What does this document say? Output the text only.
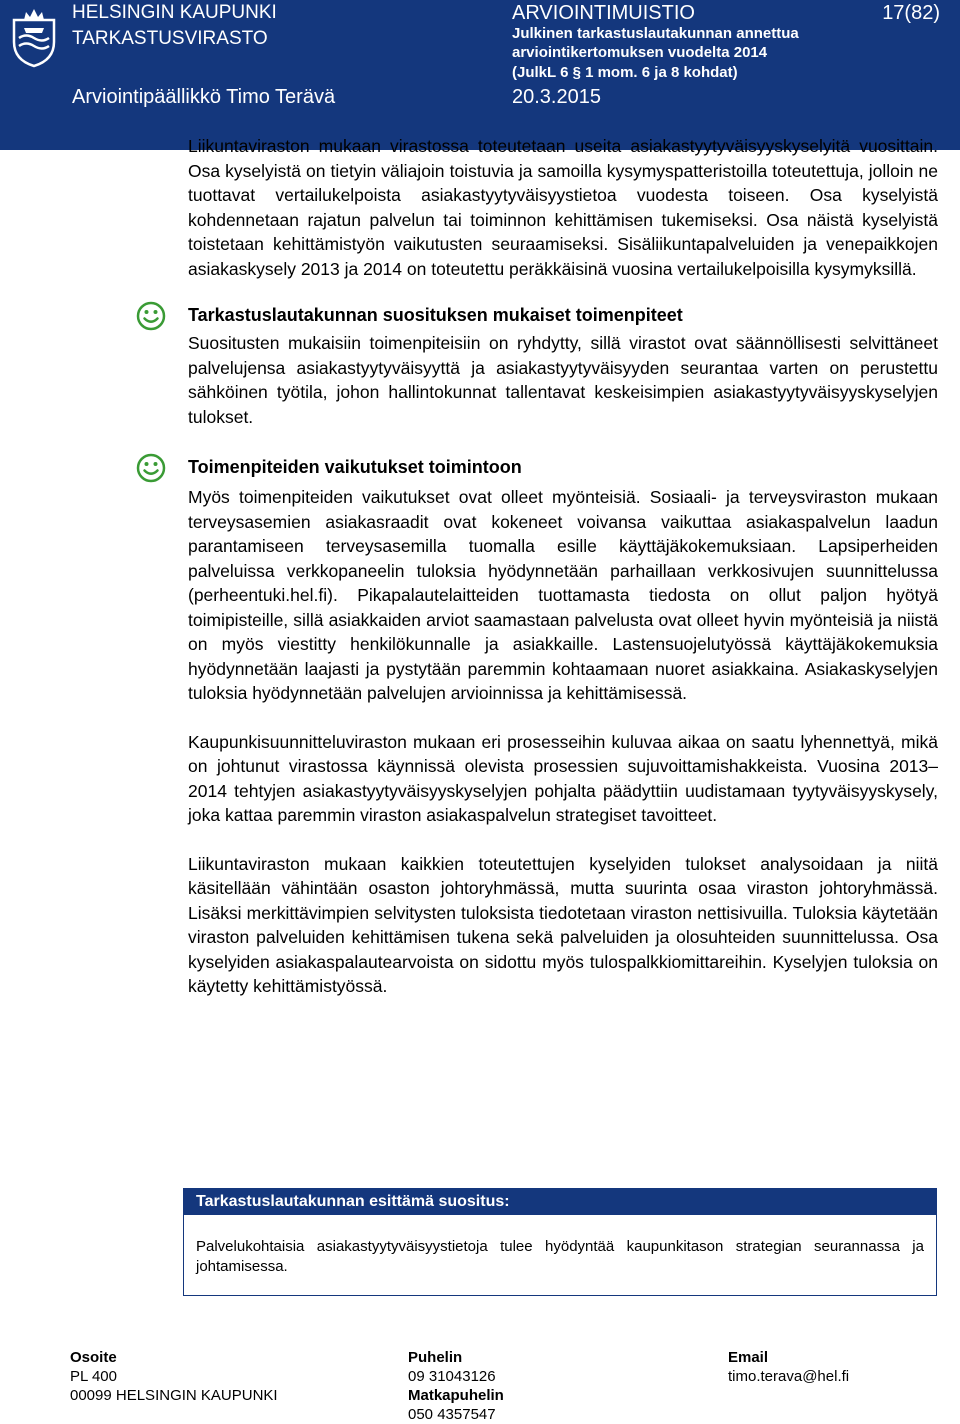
HELSINGIN KAUPUNKI
TARKASTUSVIRASTO
Arviointipäällikkö Timo Terävä
ARVIOINTIMUISTIO
Julkinen tarkastuslautakunnan annettua
arviointikertomuksen vuodelta 2014
(JulkL 6 § 1 mom. 6 ja 8 kohdat)
20.3.2015
17(82)

Liikuntaviraston mukaan virastossa toteutetaan useita asiakastyytyväisyyskyselyitä vuosittain. Osa kyselyistä on tietyin väliajoin toistuvia ja samoilla kysymyspatteristoilla toteutettuja, jolloin ne tuottavat vertailukelpoista asiakastyytyväisyystietoa vuodesta toiseen. Osa kyselyistä kohdennetaan rajatun palvelun tai toiminnon kehittämisen tukemiseksi. Osa näistä kyselyistä toistetaan kehittämistyön vaikutusten seuraamiseksi. Sisäliikuntapalveluiden ja venepaikkojen asiakaskysely 2013 ja 2014 on toteutettu peräkkäisinä vuosina vertailukelpoisilla kysymyksillä.

Tarkastuslautakunnan suosituksen mukaiset toimenpiteet

Suositusten mukaisiin toimenpiteisiin on ryhdytty, sillä virastot ovat säännöllisesti selvittäneet palvelujensa asiakastyytyväisyyttä ja asiakastyytyväisyyden seurantaa varten on perustettu sähköinen työtila, johon hallintokunnat tallentavat keskeisimpien asiakastyytyväisyyskyselyjen tulokset.

Toimenpiteiden vaikutukset toimintoon

Myös toimenpiteiden vaikutukset ovat olleet myönteisiä. Sosiaali- ja terveysviraston mukaan terveysasemien asiakasraadit ovat kokeneet voivansa vaikuttaa asiakaspalvelun laadun parantamiseen terveysasemilla tuomalla esille käyttäjäkokemuksiaan. Lapsiperheiden palveluissa verkkopaneelin tuloksia hyödynnetään parhaillaan verkkosivujen suunnittelussa (perheentuki.hel.fi). Pikapalautelaitteiden tuottamasta tiedosta on ollut paljon hyötyä toimipisteille, sillä asiakkaiden arviot saamastaan palvelusta ovat olleet hyvin myönteisiä ja niistä on myös viestitty henkilökunnalle ja asiakkaille. Lastensuojelutyössä käyttäjäkokemuksia hyödynnetään laajasti ja pystytään paremmin kohtaamaan nuoret asiakkaina. Asiakaskyselyjen tuloksia hyödynnetään palvelujen arvioinnissa ja kehittämisessä.

Kaupunkisuunnitteluviraston mukaan eri prosesseihin kuluvaa aikaa on saatu lyhennettyä, mikä on johtunut virastossa käynnissä olevista prosessien sujuvoittamishakkeista. Vuosina 2013–2014 tehtyjen asiakastyytyväisyyskyselyjen pohjalta päädyttiin uudistamaan tyytyväisyyskysely, joka kattaa paremmin viraston asiakaspalvelun strategiset tavoitteet.

Liikuntaviraston mukaan kaikkien toteutettujen kyselyiden tulokset analysoidaan ja niitä käsitellään vähintään osaston johtoryhmässä, mutta suurinta osaa viraston johtoryhmässä. Lisäksi merkittävimpien selvitysten tuloksista tiedotetaan viraston nettisivuilla. Tuloksia käytetään viraston palveluiden kehittämisen tukena sekä palveluiden ja olosuhteiden suunnittelussa. Osa kyselyiden asiakaspalautearvoista on sidottu myös tulospalkkiomittareihin. Kyselyjen tuloksia on käytetty kehittämistyössä.

Tarkastuslautakunnan esittämä suositus:
Palvelukohtaisia asiakastyytyväisyystietoja tulee hyödyntää kaupunkitason strategian seurannassa ja johtamisessa.
Osoite
PL 400
00099 HELSINGIN KAUPUNKI
Puhelin
09 31043126
Matkapuhelin
050 4357547
Email
timo.terava@hel.fi
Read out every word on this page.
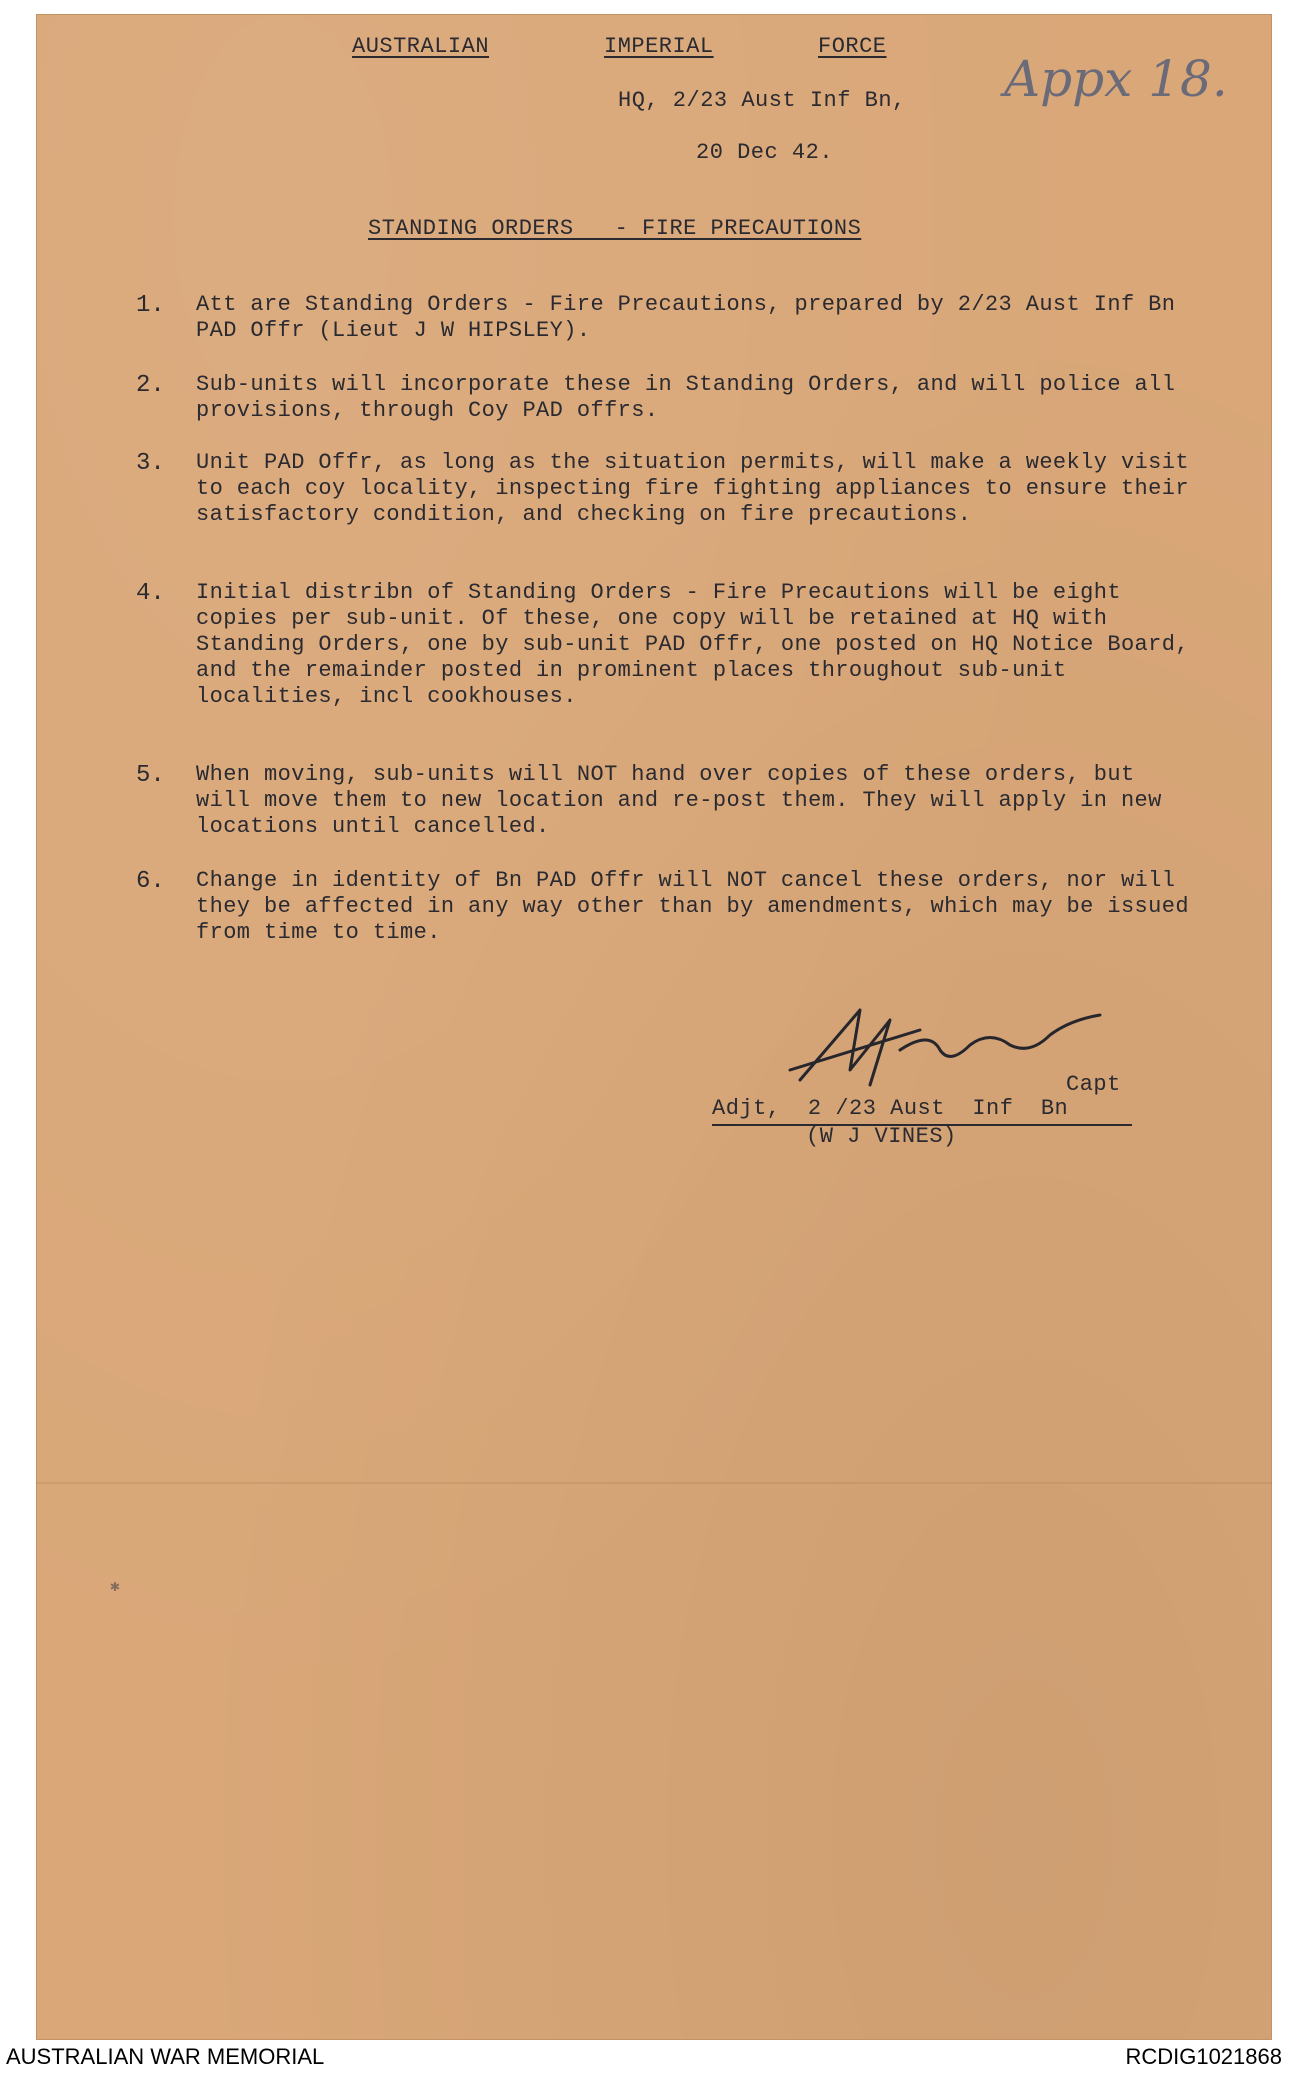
AUSTRALIAN	IMPERIAL	FORCE
HQ, 2/23 Aust Inf Bn,
20 Dec 42.
Appx 18.
STANDING ORDERS   - FIRE PRECAUTIONS
1. Att are Standing Orders - Fire Precautions, prepared by 2/23 Aust Inf Bn PAD Offr (Lieut J W HIPSLEY).
2. Sub-units will incorporate these in Standing Orders, and will police all provisions, through Coy PAD offrs.
3. Unit PAD Offr, as long as the situation permits, will make a weekly visit to each coy locality, inspecting fire fighting appliances to ensure their satisfactory condition, and checking on fire precautions.
4. Initial distribn of Standing Orders - Fire Precautions will be eight copies per sub-unit. Of these, one copy will be retained at HQ with Standing Orders, one by sub-unit PAD Offr, one posted on HQ Notice Board, and the remainder posted in prominent places throughout sub-unit localities, incl cookhouses.
5. When moving, sub-units will NOT hand over copies of these orders, but will move them to new location and re-post them. They will apply in new locations until cancelled.
6. Change in identity of Bn PAD Offr will NOT cancel these orders, nor will they be affected in any way other than by amendments, which may be issued from time to time.
Capt
Adjt,  2 /23 Aust  Inf  Bn
(W J VINES)
✱
AUSTRALIAN WAR MEMORIAL	RCDIG1021868
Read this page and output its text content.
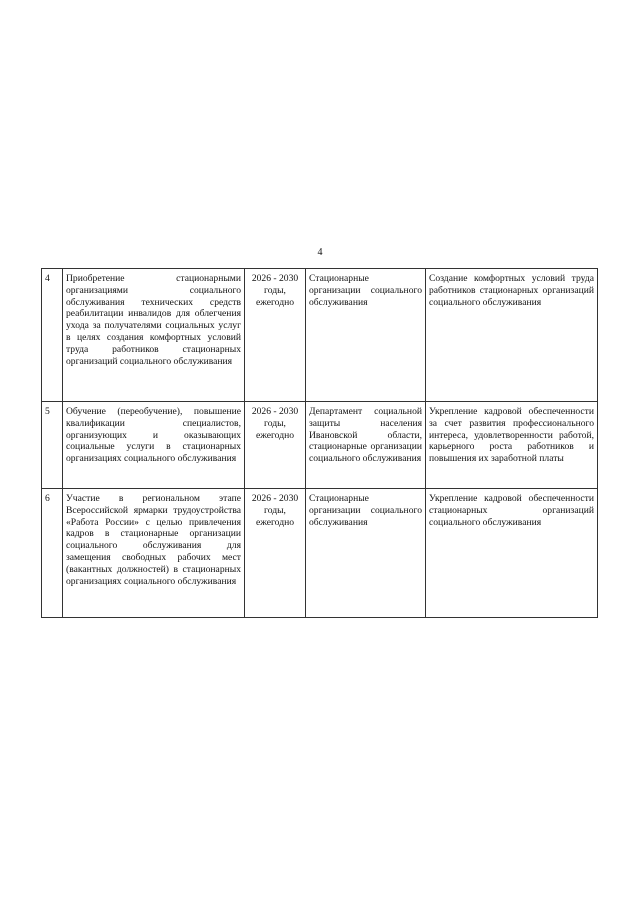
4
4	Приобретение стационарными организациями социального обслуживания технических средств реабилитации инвалидов для облегчения ухода за получателями социальных услуг в целях создания комфортных условий труда работников стационарных организаций социального обслуживания	2026 - 2030 годы, ежегодно	Стационарные организации социального обслуживания	Создание комфортных условий труда работников стационарных организаций социального обслуживания
5	Обучение (переобучение), повышение квалификации специалистов, организующих и оказывающих социальные услуги в стационарных организациях социального обслуживания	2026 - 2030 годы, ежегодно	Департамент социальной защиты населения Ивановской области, стационарные организации социального обслуживания	Укрепление кадровой обеспеченности за счет развития профессионального интереса, удовлетворенности работой, карьерного роста работников и повышения их заработной платы
6	Участие в региональном этапе Всероссийской ярмарки трудоустройства «Работа России» с целью привлечения кадров в стационарные организации социального обслуживания для замещения свободных рабочих мест (вакантных должностей) в стационарных организациях социального обслуживания	2026 - 2030 годы, ежегодно	Стационарные организации социального обслуживания	Укрепление кадровой обеспеченности стационарных организаций социального обслуживания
----------------------------------------
AIM OF THE TASK: From the records above, copy every line that holds the word "this".

WRITTEN ANSWER:
What does this document say? Output the text only.
Read out every word on this page.
Read this page and output its text content.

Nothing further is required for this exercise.